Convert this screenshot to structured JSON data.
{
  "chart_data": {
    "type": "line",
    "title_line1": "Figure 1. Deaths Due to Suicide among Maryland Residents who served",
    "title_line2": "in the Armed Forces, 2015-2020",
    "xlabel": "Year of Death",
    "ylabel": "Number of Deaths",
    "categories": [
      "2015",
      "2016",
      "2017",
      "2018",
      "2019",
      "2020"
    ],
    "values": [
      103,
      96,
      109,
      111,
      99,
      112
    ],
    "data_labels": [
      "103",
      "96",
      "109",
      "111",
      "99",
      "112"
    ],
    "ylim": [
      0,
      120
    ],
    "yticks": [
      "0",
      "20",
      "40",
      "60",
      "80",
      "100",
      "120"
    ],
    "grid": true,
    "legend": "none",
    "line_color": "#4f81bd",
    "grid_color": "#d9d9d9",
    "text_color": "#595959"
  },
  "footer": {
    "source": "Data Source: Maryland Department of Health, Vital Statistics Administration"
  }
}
-=-=-=-=-
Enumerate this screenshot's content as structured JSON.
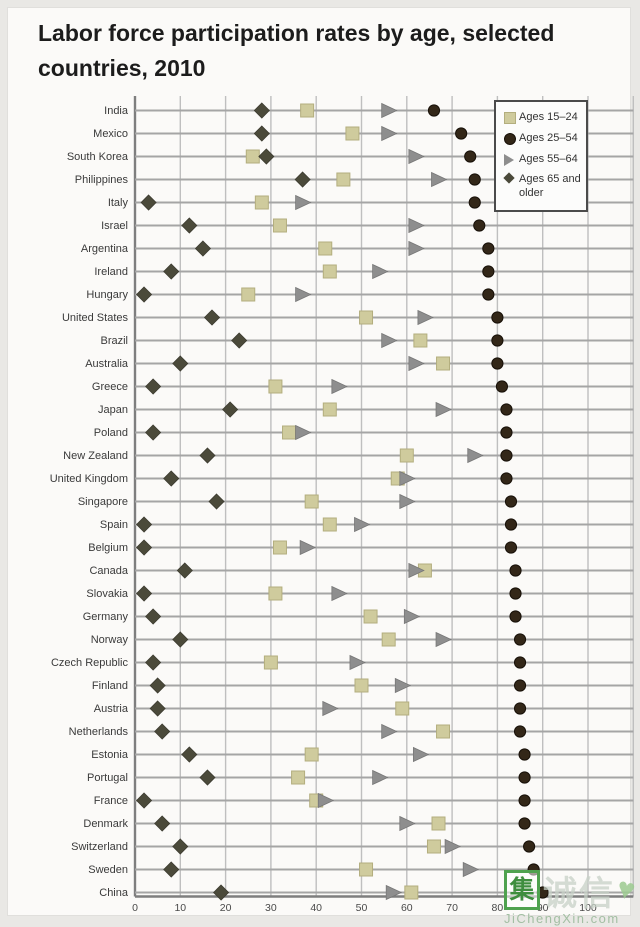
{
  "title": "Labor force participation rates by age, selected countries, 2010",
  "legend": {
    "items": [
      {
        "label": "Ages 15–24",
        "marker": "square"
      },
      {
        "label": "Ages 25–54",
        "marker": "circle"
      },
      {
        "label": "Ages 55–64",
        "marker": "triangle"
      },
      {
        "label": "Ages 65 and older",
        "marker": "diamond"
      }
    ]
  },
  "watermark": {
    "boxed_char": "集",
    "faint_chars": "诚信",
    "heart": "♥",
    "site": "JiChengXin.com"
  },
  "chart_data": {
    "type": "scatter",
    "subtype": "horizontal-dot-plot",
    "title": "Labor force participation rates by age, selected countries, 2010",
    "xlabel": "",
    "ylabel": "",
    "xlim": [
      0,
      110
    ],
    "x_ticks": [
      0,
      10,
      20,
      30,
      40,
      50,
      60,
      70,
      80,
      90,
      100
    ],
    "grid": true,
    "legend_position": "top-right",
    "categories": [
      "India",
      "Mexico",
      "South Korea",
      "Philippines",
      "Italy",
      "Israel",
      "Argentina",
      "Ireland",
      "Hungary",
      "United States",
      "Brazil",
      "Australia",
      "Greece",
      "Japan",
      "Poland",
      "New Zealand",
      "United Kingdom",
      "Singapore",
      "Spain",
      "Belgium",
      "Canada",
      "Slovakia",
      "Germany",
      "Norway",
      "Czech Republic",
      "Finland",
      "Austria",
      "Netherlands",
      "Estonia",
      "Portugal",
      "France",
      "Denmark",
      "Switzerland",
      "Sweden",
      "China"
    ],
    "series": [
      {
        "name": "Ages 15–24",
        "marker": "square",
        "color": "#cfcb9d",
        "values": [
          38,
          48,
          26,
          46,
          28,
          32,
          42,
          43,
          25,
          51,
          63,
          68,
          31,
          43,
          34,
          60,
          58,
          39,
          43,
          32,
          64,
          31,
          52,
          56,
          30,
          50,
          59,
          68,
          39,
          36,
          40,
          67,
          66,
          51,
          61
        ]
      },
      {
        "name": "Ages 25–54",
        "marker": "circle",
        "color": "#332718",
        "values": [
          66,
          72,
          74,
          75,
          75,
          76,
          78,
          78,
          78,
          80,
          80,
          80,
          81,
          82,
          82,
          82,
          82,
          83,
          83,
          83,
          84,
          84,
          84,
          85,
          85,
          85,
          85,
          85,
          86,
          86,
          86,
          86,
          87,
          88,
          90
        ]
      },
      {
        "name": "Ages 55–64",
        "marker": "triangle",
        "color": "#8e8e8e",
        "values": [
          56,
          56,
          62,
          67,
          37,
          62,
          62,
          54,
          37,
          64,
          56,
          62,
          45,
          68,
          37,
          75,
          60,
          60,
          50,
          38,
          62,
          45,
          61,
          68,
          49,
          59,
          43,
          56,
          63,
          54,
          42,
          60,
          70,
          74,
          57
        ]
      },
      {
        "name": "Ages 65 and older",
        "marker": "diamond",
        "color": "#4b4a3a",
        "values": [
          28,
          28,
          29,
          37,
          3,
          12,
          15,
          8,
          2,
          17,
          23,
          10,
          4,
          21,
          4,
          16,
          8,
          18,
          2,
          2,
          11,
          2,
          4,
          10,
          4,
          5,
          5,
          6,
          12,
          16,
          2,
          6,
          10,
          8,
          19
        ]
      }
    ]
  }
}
-=-=-=-=-
Aim of the exercise. Copy each line of the records above that carries the word "marker".

Exercise result.
        "marker": "square"
        "marker": "circle"
        "marker": "triangle"
        "marker": "diamond"
        "marker": "square",
        "marker": "circle",
        "marker": "triangle",
        "marker": "diamond",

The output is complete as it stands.